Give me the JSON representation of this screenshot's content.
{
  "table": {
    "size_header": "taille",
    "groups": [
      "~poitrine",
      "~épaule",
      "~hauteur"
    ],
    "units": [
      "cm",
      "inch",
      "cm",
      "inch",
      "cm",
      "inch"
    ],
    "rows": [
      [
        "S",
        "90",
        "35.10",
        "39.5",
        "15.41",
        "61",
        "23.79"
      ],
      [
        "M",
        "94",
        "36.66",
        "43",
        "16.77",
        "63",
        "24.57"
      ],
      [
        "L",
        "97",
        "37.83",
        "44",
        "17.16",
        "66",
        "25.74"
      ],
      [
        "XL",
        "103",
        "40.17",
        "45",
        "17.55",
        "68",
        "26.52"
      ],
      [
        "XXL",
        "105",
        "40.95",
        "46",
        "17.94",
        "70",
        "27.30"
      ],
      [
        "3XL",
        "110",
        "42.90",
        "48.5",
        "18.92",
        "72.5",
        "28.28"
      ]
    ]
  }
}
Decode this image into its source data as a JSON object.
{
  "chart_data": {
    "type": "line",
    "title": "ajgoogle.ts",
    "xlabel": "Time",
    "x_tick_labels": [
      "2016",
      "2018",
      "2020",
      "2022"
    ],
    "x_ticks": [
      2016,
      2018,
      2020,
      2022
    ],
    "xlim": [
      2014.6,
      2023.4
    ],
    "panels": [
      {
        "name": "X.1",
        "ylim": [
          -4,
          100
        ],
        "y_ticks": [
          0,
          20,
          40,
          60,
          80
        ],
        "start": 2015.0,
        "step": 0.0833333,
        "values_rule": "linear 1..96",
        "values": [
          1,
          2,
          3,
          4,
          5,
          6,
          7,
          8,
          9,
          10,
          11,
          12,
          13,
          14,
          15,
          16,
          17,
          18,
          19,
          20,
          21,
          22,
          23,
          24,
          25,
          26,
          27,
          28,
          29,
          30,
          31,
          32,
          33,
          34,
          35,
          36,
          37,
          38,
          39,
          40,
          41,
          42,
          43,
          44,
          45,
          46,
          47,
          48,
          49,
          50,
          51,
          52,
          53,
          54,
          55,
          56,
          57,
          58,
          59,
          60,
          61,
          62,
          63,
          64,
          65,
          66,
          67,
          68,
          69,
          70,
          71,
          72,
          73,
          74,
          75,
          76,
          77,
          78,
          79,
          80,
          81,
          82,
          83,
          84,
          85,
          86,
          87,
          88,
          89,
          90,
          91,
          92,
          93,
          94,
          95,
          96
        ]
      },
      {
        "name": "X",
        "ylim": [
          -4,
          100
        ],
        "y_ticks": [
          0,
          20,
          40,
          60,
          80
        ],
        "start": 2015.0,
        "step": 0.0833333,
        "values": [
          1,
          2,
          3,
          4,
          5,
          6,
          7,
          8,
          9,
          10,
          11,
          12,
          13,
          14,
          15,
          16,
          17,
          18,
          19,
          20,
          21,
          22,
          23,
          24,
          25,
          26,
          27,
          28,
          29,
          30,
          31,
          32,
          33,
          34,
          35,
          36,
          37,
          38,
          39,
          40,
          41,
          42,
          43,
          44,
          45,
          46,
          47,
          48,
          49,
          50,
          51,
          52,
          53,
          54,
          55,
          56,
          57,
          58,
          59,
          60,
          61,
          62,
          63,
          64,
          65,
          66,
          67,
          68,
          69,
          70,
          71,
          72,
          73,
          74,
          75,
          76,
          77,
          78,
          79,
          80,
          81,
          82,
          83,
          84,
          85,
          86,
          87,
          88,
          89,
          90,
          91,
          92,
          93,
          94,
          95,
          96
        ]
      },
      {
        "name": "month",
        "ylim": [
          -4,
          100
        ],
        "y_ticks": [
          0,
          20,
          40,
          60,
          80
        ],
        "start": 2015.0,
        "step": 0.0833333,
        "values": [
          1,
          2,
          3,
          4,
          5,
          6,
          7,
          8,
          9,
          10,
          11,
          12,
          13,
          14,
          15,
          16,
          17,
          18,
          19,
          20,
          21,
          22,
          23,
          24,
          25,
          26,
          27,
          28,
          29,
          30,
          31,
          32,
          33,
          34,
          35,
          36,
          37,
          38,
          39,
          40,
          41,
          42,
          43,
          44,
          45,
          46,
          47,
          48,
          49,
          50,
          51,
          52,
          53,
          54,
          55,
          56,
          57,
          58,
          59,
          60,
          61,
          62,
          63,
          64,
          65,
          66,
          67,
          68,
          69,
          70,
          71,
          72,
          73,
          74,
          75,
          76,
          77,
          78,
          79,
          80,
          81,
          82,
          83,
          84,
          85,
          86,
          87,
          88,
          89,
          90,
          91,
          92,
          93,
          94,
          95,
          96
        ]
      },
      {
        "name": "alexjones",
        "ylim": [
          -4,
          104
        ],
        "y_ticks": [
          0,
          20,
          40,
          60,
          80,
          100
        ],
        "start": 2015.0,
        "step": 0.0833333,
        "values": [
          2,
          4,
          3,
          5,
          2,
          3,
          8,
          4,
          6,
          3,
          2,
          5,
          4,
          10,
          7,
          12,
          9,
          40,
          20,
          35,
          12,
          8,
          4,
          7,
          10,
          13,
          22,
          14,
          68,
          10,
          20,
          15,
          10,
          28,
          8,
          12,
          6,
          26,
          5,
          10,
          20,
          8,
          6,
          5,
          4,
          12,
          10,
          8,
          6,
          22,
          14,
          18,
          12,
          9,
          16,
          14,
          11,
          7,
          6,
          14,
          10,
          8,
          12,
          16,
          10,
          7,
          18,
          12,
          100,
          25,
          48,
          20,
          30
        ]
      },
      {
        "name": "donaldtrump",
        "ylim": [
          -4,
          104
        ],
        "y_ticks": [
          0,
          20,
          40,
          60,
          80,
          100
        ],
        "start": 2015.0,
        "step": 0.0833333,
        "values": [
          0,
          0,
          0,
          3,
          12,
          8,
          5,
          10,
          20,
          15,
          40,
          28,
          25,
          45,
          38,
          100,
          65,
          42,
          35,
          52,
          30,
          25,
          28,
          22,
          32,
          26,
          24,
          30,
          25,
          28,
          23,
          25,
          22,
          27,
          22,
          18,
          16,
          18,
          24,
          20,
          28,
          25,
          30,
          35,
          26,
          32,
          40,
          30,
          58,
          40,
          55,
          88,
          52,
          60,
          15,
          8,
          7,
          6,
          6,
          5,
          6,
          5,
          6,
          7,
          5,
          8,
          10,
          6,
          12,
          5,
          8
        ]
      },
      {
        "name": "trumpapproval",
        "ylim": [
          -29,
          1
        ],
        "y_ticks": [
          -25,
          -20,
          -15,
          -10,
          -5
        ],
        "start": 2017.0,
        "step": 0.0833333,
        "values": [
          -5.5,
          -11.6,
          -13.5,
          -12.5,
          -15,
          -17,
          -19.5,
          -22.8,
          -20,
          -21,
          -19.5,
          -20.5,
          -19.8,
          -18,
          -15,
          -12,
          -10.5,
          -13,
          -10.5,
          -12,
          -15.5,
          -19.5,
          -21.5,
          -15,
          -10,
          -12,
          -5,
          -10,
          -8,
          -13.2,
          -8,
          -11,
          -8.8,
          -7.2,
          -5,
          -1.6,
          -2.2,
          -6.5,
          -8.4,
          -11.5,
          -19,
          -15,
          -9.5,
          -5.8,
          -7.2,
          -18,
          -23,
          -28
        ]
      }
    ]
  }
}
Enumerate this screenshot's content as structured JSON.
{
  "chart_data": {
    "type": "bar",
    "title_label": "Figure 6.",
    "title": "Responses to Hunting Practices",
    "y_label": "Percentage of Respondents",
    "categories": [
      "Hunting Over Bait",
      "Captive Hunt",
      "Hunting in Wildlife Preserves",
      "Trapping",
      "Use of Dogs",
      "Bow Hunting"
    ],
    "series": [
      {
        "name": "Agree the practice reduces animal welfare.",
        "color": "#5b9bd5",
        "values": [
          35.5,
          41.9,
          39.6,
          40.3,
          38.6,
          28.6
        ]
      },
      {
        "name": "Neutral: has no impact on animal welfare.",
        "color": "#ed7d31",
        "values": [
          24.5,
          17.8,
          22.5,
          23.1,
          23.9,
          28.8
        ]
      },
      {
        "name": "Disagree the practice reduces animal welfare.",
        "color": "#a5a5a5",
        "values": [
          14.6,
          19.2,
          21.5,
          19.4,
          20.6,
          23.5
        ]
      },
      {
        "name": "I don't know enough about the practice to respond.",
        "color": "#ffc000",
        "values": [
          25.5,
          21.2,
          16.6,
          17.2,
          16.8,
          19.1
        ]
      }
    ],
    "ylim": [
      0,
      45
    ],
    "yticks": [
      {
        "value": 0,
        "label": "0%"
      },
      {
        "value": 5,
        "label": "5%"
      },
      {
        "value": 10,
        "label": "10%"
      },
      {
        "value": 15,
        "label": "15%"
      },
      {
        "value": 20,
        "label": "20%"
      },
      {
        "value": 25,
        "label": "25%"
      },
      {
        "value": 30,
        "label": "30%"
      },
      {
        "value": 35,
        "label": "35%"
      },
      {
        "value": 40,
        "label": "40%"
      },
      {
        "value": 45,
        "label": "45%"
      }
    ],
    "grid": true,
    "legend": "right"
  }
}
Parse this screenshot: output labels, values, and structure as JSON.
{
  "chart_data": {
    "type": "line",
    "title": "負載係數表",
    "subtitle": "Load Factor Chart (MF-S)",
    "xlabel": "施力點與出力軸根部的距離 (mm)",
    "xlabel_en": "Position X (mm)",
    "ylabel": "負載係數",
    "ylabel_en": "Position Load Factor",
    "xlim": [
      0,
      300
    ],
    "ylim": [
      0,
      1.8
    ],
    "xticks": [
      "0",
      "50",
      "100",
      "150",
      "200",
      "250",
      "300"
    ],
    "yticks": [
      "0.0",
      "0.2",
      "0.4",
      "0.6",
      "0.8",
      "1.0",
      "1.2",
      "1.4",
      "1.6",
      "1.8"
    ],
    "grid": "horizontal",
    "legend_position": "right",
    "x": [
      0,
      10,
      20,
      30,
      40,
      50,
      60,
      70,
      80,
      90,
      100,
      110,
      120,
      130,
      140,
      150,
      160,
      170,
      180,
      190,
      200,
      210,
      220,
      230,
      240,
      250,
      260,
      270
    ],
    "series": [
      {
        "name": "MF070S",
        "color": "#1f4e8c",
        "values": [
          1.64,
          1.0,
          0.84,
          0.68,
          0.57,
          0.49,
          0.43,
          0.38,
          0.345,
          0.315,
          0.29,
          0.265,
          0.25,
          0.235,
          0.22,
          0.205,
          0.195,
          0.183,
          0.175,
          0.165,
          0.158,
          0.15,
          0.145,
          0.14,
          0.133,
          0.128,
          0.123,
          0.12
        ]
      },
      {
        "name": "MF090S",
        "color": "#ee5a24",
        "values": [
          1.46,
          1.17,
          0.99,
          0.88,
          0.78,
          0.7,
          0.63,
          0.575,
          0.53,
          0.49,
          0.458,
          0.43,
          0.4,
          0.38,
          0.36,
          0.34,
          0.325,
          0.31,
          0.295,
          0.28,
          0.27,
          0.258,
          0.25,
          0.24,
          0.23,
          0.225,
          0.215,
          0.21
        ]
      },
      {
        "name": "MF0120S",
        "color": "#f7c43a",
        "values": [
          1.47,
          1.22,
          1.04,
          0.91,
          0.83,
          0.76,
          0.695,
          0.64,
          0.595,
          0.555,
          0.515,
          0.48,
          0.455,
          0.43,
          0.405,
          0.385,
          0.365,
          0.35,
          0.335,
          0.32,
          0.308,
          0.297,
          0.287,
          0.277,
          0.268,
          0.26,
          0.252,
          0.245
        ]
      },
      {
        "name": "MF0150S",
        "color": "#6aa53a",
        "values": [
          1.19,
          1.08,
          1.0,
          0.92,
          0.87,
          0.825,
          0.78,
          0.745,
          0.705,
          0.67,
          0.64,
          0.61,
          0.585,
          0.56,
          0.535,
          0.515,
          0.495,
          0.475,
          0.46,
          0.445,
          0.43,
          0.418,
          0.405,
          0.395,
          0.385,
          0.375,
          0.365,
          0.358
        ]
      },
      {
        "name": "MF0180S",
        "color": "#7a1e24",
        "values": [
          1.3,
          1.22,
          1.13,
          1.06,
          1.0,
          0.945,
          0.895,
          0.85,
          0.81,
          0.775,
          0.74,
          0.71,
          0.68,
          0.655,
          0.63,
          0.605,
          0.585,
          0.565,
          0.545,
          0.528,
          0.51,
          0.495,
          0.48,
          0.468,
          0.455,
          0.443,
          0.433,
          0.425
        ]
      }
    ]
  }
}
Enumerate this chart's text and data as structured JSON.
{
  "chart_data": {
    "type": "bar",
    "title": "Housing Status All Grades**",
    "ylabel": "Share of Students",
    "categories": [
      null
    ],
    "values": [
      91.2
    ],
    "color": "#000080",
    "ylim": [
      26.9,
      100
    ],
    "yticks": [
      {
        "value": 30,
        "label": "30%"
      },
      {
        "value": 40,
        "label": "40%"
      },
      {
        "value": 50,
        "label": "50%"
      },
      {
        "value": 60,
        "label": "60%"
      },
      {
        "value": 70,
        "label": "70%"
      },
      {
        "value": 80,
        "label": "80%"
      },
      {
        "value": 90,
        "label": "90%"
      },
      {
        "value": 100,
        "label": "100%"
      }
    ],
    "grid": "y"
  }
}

_____

Exercise requirements - Above are the records. Identify each line that contains the word "Load".

Solution to the problem -
    "subtitle": "Load Factor Chart (MF-S)",
    "ylabel_en": "Position Load Factor",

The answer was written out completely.